- What to do -
Tally the lines in the following entries that include the word "title"; state only the total.

- Given data -
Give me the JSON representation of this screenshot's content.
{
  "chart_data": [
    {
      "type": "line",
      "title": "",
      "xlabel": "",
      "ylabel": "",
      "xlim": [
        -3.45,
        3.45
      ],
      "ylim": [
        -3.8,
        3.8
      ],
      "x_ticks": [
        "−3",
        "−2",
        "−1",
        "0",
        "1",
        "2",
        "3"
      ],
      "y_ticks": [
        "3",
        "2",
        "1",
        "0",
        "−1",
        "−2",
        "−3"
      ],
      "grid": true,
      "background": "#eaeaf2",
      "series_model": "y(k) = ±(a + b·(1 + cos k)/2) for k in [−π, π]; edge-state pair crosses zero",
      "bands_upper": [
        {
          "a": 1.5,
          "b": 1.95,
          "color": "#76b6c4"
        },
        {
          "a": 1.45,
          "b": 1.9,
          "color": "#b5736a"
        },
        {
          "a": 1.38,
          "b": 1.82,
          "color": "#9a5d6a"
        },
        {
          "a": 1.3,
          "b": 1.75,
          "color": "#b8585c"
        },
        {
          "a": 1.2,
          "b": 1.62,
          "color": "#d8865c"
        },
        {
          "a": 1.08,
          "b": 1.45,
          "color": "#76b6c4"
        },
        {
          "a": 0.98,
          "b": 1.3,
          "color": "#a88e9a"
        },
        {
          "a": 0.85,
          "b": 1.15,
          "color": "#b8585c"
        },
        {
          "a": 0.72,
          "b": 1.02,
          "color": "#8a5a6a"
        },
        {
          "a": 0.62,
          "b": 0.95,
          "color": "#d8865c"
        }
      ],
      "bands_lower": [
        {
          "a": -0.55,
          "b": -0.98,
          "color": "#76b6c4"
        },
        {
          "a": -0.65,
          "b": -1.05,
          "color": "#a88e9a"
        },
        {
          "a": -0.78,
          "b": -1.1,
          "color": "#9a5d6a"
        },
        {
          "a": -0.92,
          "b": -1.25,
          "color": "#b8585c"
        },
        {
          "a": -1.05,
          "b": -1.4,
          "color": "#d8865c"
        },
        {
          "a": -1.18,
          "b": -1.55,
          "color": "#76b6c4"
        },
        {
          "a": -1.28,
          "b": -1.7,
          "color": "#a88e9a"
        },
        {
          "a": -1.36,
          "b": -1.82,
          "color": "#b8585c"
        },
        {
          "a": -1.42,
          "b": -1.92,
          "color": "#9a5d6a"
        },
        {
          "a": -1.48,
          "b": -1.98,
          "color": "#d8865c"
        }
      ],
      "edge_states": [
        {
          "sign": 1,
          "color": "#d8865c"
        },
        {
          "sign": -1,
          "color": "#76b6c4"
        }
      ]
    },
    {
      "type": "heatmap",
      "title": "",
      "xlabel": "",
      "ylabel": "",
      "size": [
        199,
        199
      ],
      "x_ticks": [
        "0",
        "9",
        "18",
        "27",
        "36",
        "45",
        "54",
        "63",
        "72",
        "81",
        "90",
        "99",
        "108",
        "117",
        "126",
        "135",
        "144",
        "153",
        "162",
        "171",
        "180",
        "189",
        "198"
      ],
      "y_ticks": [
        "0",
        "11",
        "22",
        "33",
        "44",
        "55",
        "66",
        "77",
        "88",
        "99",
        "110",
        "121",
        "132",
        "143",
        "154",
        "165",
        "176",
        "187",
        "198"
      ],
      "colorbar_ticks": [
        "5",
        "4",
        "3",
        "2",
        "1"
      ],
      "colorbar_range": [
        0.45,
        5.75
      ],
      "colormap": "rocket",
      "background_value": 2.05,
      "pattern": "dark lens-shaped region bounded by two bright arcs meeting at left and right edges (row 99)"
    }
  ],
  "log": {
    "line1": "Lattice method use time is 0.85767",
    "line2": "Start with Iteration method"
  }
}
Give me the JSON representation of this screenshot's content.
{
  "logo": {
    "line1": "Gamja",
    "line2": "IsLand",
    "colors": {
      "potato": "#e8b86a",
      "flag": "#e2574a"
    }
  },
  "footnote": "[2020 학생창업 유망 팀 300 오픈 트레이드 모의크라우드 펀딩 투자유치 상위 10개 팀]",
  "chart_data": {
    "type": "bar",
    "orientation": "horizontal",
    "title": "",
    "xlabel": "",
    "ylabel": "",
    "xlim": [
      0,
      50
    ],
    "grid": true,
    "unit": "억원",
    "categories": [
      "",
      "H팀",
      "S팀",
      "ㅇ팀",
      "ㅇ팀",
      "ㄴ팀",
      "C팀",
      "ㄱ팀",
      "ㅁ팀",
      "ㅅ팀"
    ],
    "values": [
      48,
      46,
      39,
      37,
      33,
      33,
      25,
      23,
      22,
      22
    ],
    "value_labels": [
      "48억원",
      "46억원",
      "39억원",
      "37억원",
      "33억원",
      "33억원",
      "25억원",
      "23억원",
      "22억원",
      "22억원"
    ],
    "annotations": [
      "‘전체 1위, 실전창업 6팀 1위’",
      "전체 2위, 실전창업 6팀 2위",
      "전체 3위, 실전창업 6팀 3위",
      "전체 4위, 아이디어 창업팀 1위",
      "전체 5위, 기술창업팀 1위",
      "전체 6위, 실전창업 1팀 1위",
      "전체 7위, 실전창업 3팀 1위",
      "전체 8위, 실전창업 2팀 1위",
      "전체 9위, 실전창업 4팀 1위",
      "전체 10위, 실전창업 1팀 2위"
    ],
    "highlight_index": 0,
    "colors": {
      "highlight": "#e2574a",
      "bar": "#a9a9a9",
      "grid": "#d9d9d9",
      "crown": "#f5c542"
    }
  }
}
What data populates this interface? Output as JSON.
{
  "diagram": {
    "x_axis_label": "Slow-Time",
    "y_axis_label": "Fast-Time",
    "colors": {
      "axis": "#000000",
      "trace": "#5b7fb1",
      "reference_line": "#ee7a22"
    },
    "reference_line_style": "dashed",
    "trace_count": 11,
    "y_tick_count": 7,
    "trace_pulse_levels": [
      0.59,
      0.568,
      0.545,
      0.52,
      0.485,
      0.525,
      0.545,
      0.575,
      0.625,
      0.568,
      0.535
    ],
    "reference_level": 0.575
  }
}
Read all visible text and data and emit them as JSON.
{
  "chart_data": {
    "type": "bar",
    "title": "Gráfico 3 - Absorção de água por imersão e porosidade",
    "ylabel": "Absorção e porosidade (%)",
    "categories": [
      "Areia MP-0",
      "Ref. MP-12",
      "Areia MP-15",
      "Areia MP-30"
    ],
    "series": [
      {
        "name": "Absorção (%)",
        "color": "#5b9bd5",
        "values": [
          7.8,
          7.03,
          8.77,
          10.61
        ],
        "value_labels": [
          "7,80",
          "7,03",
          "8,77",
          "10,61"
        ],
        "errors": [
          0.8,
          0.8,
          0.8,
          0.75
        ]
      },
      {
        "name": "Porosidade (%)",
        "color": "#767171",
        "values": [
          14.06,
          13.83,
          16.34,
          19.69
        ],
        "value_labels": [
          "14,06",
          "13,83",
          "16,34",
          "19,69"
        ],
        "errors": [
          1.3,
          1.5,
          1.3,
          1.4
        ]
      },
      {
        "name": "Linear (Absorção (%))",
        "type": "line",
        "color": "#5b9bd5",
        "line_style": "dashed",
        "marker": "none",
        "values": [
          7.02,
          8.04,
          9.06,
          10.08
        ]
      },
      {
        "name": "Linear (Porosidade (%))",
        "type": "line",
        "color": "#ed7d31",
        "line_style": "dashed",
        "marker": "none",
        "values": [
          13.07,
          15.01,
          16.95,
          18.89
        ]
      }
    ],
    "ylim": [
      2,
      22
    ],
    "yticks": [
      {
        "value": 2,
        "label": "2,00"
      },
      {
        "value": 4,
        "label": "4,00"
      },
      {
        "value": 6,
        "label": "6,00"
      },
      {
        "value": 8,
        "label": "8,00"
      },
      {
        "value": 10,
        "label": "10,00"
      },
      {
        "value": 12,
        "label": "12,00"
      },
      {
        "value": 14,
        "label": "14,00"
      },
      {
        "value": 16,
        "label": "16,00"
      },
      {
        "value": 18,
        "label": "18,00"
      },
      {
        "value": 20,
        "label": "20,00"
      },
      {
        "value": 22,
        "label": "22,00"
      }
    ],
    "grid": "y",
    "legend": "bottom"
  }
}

- Written answer -
4